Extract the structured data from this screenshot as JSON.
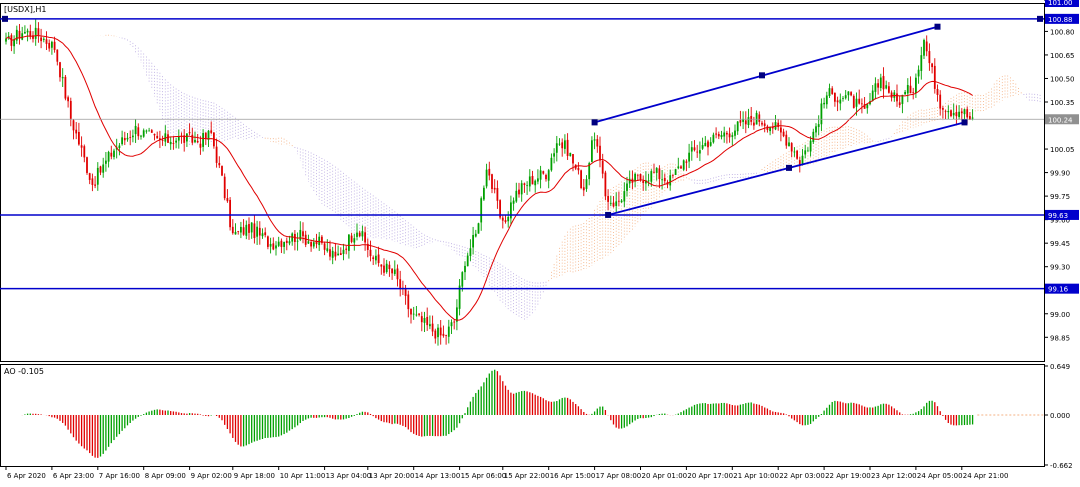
{
  "main_label": "[USDX],H1",
  "ao_label": "AO -0.105",
  "colors": {
    "bull": "#00a000",
    "bear": "#e00000",
    "ma": "#e00000",
    "trend": "#0000cc",
    "cloud_bull": "#f4b183",
    "cloud_bear": "#b8a8e0",
    "grid": "#c8c8c8",
    "price_line": "#9a9a9a"
  },
  "chart_data": [
    {
      "type": "line",
      "title": "[USDX],H1",
      "ylim": [
        98.75,
        101.05
      ],
      "yticks": [
        "101.00",
        "100.80",
        "100.65",
        "100.50",
        "100.35",
        "100.05",
        "99.90",
        "99.75",
        "99.60",
        "99.45",
        "99.30",
        "99.15",
        "99.00",
        "98.85"
      ],
      "y_tick_values": [
        101.0,
        100.8,
        100.65,
        100.5,
        100.35,
        100.05,
        99.9,
        99.75,
        99.6,
        99.45,
        99.3,
        99.15,
        99.0,
        98.85
      ],
      "x_tick_labels": [
        "6 Apr 2020",
        "6 Apr 23:00",
        "7 Apr 16:00",
        "8 Apr 09:00",
        "9 Apr 02:00",
        "9 Apr 18:00",
        "10 Apr 11:00",
        "13 Apr 04:00",
        "13 Apr 20:00",
        "14 Apr 13:00",
        "15 Apr 06:00",
        "15 Apr 22:00",
        "16 Apr 15:00",
        "17 Apr 08:00",
        "20 Apr 01:00",
        "20 Apr 17:00",
        "21 Apr 10:00",
        "22 Apr 03:00",
        "22 Apr 19:00",
        "23 Apr 12:00",
        "24 Apr 05:00",
        "24 Apr 21:00"
      ],
      "x_tick_bars": [
        0,
        17,
        34,
        51,
        68,
        84,
        101,
        118,
        134,
        151,
        168,
        184,
        201,
        218,
        235,
        252,
        269,
        286,
        303,
        320,
        337,
        354
      ],
      "bar_count": 359,
      "close_key_points": [
        [
          0,
          100.72
        ],
        [
          6,
          100.8
        ],
        [
          12,
          100.78
        ],
        [
          18,
          100.7
        ],
        [
          24,
          100.25
        ],
        [
          32,
          99.83
        ],
        [
          40,
          100.05
        ],
        [
          48,
          100.18
        ],
        [
          56,
          100.1
        ],
        [
          64,
          100.12
        ],
        [
          72,
          100.1
        ],
        [
          76,
          100.15
        ],
        [
          80,
          99.85
        ],
        [
          84,
          99.5
        ],
        [
          90,
          99.55
        ],
        [
          98,
          99.45
        ],
        [
          108,
          99.5
        ],
        [
          116,
          99.45
        ],
        [
          122,
          99.35
        ],
        [
          130,
          99.55
        ],
        [
          136,
          99.35
        ],
        [
          144,
          99.25
        ],
        [
          150,
          99.0
        ],
        [
          156,
          98.92
        ],
        [
          162,
          98.85
        ],
        [
          166,
          98.95
        ],
        [
          170,
          99.35
        ],
        [
          174,
          99.5
        ],
        [
          178,
          99.95
        ],
        [
          184,
          99.55
        ],
        [
          188,
          99.75
        ],
        [
          194,
          99.85
        ],
        [
          200,
          99.9
        ],
        [
          204,
          100.1
        ],
        [
          208,
          100.05
        ],
        [
          214,
          99.8
        ],
        [
          218,
          100.15
        ],
        [
          222,
          99.75
        ],
        [
          226,
          99.7
        ],
        [
          232,
          99.85
        ],
        [
          240,
          99.9
        ],
        [
          246,
          99.85
        ],
        [
          252,
          100.0
        ],
        [
          260,
          100.1
        ],
        [
          266,
          100.15
        ],
        [
          272,
          100.2
        ],
        [
          278,
          100.25
        ],
        [
          284,
          100.2
        ],
        [
          290,
          100.1
        ],
        [
          294,
          99.98
        ],
        [
          298,
          100.1
        ],
        [
          304,
          100.4
        ],
        [
          312,
          100.38
        ],
        [
          318,
          100.28
        ],
        [
          324,
          100.5
        ],
        [
          330,
          100.35
        ],
        [
          336,
          100.45
        ],
        [
          340,
          100.75
        ],
        [
          342,
          100.6
        ],
        [
          346,
          100.35
        ],
        [
          350,
          100.3
        ],
        [
          354,
          100.3
        ],
        [
          358,
          100.22
        ]
      ],
      "current_price": "100.24",
      "current_price_value": 100.24,
      "ma_period": 21,
      "levels": [
        {
          "name": "top-box",
          "label": "101.00",
          "value": 101.0
        },
        {
          "name": "resistance",
          "label": "100.88",
          "value": 100.88
        },
        {
          "name": "support",
          "label": "99.63",
          "value": 99.63
        },
        {
          "name": "lower-support",
          "label": "99.16",
          "value": 99.16
        }
      ],
      "channel": {
        "upper": {
          "start": [
            218,
            100.22
          ],
          "mid": [
            280,
            100.52
          ],
          "end": [
            345,
            100.83
          ]
        },
        "lower": {
          "start": [
            223,
            99.63
          ],
          "mid": [
            290,
            99.93
          ],
          "end": [
            355,
            100.22
          ]
        }
      }
    },
    {
      "type": "bar",
      "title": "AO -0.105",
      "series": [
        {
          "name": "AO",
          "value": -0.105
        }
      ],
      "ylim": [
        -0.662,
        0.649
      ],
      "yticks": [
        "0.649",
        "0.000",
        "-0.662"
      ],
      "y_tick_values": [
        0.649,
        0.0,
        -0.662
      ]
    }
  ]
}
....................
| Required work |
Every line of the material is to be quoted exactly, with no pictures carried over.

| Completed task |
Extract the structured data from this screenshot as JSON.
{
  "main_label": "[USDX],H1",
  "ao_label": "AO -0.105",
  "colors": {
    "bull": "#00a000",
    "bear": "#e00000",
    "ma": "#e00000",
    "trend": "#0000cc",
    "cloud_bull": "#f4b183",
    "cloud_bear": "#b8a8e0",
    "grid": "#c8c8c8",
    "price_line": "#9a9a9a"
  },
  "chart_data": [
    {
      "type": "line",
      "title": "[USDX],H1",
      "ylim": [
        98.75,
        101.05
      ],
      "yticks": [
        "101.00",
        "100.80",
        "100.65",
        "100.50",
        "100.35",
        "100.05",
        "99.90",
        "99.75",
        "99.60",
        "99.45",
        "99.30",
        "99.15",
        "99.00",
        "98.85"
      ],
      "y_tick_values": [
        101.0,
        100.8,
        100.65,
        100.5,
        100.35,
        100.05,
        99.9,
        99.75,
        99.6,
        99.45,
        99.3,
        99.15,
        99.0,
        98.85
      ],
      "x_tick_labels": [
        "6 Apr 2020",
        "6 Apr 23:00",
        "7 Apr 16:00",
        "8 Apr 09:00",
        "9 Apr 02:00",
        "9 Apr 18:00",
        "10 Apr 11:00",
        "13 Apr 04:00",
        "13 Apr 20:00",
        "14 Apr 13:00",
        "15 Apr 06:00",
        "15 Apr 22:00",
        "16 Apr 15:00",
        "17 Apr 08:00",
        "20 Apr 01:00",
        "20 Apr 17:00",
        "21 Apr 10:00",
        "22 Apr 03:00",
        "22 Apr 19:00",
        "23 Apr 12:00",
        "24 Apr 05:00",
        "24 Apr 21:00"
      ],
      "x_tick_bars": [
        0,
        17,
        34,
        51,
        68,
        84,
        101,
        118,
        134,
        151,
        168,
        184,
        201,
        218,
        235,
        252,
        269,
        286,
        303,
        320,
        337,
        354
      ],
      "bar_count": 359,
      "close_key_points": [
        [
          0,
          100.72
        ],
        [
          6,
          100.8
        ],
        [
          12,
          100.78
        ],
        [
          18,
          100.7
        ],
        [
          24,
          100.25
        ],
        [
          32,
          99.83
        ],
        [
          40,
          100.05
        ],
        [
          48,
          100.18
        ],
        [
          56,
          100.1
        ],
        [
          64,
          100.12
        ],
        [
          72,
          100.1
        ],
        [
          76,
          100.15
        ],
        [
          80,
          99.85
        ],
        [
          84,
          99.5
        ],
        [
          90,
          99.55
        ],
        [
          98,
          99.45
        ],
        [
          108,
          99.5
        ],
        [
          116,
          99.45
        ],
        [
          122,
          99.35
        ],
        [
          130,
          99.55
        ],
        [
          136,
          99.35
        ],
        [
          144,
          99.25
        ],
        [
          150,
          99.0
        ],
        [
          156,
          98.92
        ],
        [
          162,
          98.85
        ],
        [
          166,
          98.95
        ],
        [
          170,
          99.35
        ],
        [
          174,
          99.5
        ],
        [
          178,
          99.95
        ],
        [
          184,
          99.55
        ],
        [
          188,
          99.75
        ],
        [
          194,
          99.85
        ],
        [
          200,
          99.9
        ],
        [
          204,
          100.1
        ],
        [
          208,
          100.05
        ],
        [
          214,
          99.8
        ],
        [
          218,
          100.15
        ],
        [
          222,
          99.75
        ],
        [
          226,
          99.7
        ],
        [
          232,
          99.85
        ],
        [
          240,
          99.9
        ],
        [
          246,
          99.85
        ],
        [
          252,
          100.0
        ],
        [
          260,
          100.1
        ],
        [
          266,
          100.15
        ],
        [
          272,
          100.2
        ],
        [
          278,
          100.25
        ],
        [
          284,
          100.2
        ],
        [
          290,
          100.1
        ],
        [
          294,
          99.98
        ],
        [
          298,
          100.1
        ],
        [
          304,
          100.4
        ],
        [
          312,
          100.38
        ],
        [
          318,
          100.28
        ],
        [
          324,
          100.5
        ],
        [
          330,
          100.35
        ],
        [
          336,
          100.45
        ],
        [
          340,
          100.75
        ],
        [
          342,
          100.6
        ],
        [
          346,
          100.35
        ],
        [
          350,
          100.3
        ],
        [
          354,
          100.3
        ],
        [
          358,
          100.22
        ]
      ],
      "current_price": "100.24",
      "current_price_value": 100.24,
      "ma_period": 21,
      "levels": [
        {
          "name": "top-box",
          "label": "101.00",
          "value": 101.0
        },
        {
          "name": "resistance",
          "label": "100.88",
          "value": 100.88
        },
        {
          "name": "support",
          "label": "99.63",
          "value": 99.63
        },
        {
          "name": "lower-support",
          "label": "99.16",
          "value": 99.16
        }
      ],
      "channel": {
        "upper": {
          "start": [
            218,
            100.22
          ],
          "mid": [
            280,
            100.52
          ],
          "end": [
            345,
            100.83
          ]
        },
        "lower": {
          "start": [
            223,
            99.63
          ],
          "mid": [
            290,
            99.93
          ],
          "end": [
            355,
            100.22
          ]
        }
      }
    },
    {
      "type": "bar",
      "title": "AO -0.105",
      "series": [
        {
          "name": "AO",
          "value": -0.105
        }
      ],
      "ylim": [
        -0.662,
        0.649
      ],
      "yticks": [
        "0.649",
        "0.000",
        "-0.662"
      ],
      "y_tick_values": [
        0.649,
        0.0,
        -0.662
      ]
    }
  ]
}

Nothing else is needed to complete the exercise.